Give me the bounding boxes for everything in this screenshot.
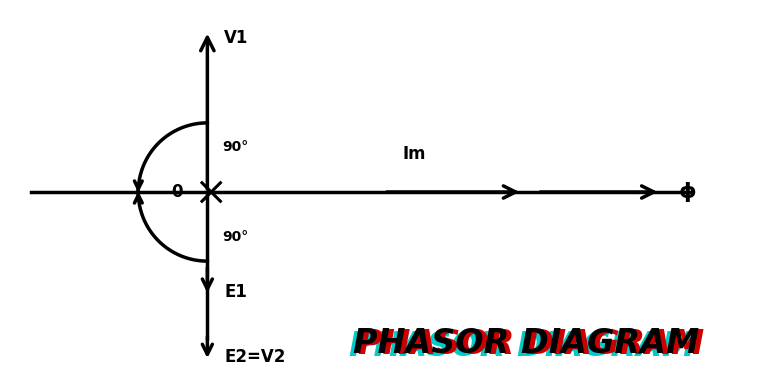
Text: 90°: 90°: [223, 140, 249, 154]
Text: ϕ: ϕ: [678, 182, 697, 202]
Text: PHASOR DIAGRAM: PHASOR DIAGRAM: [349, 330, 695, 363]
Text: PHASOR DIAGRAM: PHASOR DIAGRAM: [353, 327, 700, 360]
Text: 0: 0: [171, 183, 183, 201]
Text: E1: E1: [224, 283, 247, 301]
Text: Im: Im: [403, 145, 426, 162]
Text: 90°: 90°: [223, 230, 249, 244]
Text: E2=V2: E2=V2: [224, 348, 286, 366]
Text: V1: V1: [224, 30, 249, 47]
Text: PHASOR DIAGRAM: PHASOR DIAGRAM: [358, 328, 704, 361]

☆ ☆ ☆

Can you lay out every line of the entries above as a JSON list of strings, one string per line, with blank lines skipped and the pictures left out?

[
  "Give me the bounding boxes for everything in this screenshot.",
  "Text: 90°: 90°: [223, 140, 249, 154]",
  "Text: ϕ: ϕ: [678, 182, 697, 202]",
  "Text: PHASOR DIAGRAM: PHASOR DIAGRAM: [349, 330, 695, 363]",
  "Text: PHASOR DIAGRAM: PHASOR DIAGRAM: [353, 327, 700, 360]",
  "Text: 0: 0: [171, 183, 183, 201]",
  "Text: E1: E1: [224, 283, 247, 301]",
  "Text: Im: Im: [403, 145, 426, 162]",
  "Text: 90°: 90°: [223, 230, 249, 244]",
  "Text: E2=V2: E2=V2: [224, 348, 286, 366]",
  "Text: V1: V1: [224, 30, 249, 47]",
  "Text: PHASOR DIAGRAM: PHASOR DIAGRAM: [358, 328, 704, 361]"
]